* **Given instruction**
Return every line below in which "JSON" appears.

* **Data in this exercise**
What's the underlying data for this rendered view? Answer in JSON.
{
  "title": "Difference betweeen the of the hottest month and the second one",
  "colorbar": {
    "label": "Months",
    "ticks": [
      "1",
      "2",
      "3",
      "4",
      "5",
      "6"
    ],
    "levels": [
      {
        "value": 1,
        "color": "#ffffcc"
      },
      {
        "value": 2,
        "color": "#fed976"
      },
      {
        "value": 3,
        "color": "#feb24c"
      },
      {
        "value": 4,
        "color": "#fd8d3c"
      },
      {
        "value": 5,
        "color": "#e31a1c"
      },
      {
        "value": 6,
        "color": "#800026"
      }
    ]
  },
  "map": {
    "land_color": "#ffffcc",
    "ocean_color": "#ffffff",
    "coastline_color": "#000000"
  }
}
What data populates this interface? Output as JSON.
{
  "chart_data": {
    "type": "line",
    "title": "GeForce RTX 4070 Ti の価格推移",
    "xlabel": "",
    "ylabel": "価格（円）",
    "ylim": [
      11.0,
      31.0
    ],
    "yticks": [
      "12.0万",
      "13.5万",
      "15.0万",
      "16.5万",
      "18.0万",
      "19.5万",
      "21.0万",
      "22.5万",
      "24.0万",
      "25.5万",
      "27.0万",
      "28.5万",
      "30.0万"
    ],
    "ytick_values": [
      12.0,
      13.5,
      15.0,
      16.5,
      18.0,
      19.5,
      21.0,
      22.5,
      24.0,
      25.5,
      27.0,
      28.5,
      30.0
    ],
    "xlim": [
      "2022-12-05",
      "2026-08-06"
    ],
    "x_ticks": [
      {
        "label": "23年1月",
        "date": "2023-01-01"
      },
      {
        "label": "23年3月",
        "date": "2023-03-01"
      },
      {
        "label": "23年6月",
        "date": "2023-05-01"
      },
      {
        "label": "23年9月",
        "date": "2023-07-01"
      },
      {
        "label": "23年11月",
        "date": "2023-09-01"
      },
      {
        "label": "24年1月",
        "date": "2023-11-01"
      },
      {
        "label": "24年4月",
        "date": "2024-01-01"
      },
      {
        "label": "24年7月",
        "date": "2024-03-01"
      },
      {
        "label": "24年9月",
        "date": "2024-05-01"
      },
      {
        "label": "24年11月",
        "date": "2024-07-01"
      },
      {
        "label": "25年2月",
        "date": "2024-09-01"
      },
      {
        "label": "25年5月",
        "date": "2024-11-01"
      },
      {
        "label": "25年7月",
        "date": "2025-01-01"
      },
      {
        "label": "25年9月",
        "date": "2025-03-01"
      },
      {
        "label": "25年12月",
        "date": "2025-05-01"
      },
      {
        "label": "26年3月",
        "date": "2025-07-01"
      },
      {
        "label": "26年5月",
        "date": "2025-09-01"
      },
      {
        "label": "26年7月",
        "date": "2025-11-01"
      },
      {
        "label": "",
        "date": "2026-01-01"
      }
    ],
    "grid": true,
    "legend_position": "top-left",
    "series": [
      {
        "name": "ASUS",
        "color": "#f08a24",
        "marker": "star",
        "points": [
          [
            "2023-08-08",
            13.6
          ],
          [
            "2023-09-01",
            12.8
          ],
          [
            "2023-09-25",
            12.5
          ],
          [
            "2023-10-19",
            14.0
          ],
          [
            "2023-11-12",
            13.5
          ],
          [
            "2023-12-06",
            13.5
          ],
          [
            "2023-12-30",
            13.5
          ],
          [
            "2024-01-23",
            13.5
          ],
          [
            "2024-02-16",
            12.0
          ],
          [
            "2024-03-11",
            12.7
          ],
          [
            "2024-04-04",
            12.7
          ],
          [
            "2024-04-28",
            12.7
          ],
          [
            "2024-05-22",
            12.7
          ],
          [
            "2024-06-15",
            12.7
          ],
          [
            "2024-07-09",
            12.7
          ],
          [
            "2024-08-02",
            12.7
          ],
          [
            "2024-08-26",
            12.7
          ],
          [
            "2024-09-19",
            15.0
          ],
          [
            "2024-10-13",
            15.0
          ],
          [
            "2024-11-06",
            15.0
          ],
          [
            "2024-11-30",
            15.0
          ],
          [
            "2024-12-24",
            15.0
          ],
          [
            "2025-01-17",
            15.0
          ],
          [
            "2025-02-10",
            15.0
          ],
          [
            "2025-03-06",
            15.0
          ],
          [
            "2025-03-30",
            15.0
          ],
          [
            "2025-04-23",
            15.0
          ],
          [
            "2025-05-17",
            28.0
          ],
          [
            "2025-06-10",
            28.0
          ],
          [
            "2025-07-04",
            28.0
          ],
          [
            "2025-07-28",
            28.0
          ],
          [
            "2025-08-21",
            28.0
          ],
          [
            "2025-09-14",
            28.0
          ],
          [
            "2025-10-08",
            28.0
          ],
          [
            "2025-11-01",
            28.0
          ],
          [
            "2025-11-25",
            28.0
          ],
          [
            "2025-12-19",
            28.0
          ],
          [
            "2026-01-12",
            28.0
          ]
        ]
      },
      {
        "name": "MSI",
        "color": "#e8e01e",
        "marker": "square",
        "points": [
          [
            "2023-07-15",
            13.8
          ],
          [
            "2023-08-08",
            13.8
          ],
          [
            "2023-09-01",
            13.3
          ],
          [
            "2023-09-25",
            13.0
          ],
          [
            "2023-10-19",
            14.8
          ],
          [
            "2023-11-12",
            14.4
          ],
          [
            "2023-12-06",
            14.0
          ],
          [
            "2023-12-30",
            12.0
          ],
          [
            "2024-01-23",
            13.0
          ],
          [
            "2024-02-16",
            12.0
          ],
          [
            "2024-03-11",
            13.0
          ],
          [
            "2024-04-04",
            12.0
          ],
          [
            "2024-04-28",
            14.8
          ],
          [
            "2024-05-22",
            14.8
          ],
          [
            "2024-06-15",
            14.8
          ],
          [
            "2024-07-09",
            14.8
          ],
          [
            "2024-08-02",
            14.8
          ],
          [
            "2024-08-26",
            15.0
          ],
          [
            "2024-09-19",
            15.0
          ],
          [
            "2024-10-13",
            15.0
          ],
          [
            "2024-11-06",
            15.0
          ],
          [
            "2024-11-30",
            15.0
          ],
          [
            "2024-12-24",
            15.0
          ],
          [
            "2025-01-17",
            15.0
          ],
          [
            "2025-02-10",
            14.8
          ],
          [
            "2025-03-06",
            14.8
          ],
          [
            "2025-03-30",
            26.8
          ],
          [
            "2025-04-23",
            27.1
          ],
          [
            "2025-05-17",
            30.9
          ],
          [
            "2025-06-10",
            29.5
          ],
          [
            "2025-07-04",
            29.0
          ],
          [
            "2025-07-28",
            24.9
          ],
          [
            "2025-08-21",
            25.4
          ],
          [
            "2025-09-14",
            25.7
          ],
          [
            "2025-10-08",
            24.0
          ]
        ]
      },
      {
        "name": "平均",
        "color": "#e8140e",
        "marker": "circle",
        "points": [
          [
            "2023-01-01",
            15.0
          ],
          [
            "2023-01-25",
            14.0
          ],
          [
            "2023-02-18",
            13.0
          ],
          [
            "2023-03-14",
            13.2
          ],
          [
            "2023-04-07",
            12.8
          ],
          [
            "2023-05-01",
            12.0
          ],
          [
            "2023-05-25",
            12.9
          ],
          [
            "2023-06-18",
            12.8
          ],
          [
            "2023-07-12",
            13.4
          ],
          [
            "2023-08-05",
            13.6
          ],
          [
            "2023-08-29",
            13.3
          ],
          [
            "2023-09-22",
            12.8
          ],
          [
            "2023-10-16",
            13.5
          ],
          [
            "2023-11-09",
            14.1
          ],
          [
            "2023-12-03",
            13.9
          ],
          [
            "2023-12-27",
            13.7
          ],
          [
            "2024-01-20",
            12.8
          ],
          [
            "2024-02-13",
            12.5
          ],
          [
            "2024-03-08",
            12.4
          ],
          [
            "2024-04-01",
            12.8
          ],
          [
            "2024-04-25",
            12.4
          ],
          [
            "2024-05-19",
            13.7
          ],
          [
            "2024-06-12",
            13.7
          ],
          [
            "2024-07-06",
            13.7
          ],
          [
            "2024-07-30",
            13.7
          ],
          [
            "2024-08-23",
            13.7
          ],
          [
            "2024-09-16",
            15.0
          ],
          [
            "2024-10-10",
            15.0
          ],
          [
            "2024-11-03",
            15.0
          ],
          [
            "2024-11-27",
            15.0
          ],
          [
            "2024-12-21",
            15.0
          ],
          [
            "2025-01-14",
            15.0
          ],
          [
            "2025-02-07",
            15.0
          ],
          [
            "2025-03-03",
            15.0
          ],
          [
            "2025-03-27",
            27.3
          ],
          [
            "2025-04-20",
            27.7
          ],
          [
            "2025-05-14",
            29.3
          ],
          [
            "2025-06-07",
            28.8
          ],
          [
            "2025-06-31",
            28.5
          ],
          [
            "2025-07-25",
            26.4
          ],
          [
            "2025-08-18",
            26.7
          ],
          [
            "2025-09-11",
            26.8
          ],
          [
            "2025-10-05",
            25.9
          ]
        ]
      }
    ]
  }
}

* **Written response**
What's the underlying data for this rendered view? Answer in JSON.
What data populates this interface? Output as JSON.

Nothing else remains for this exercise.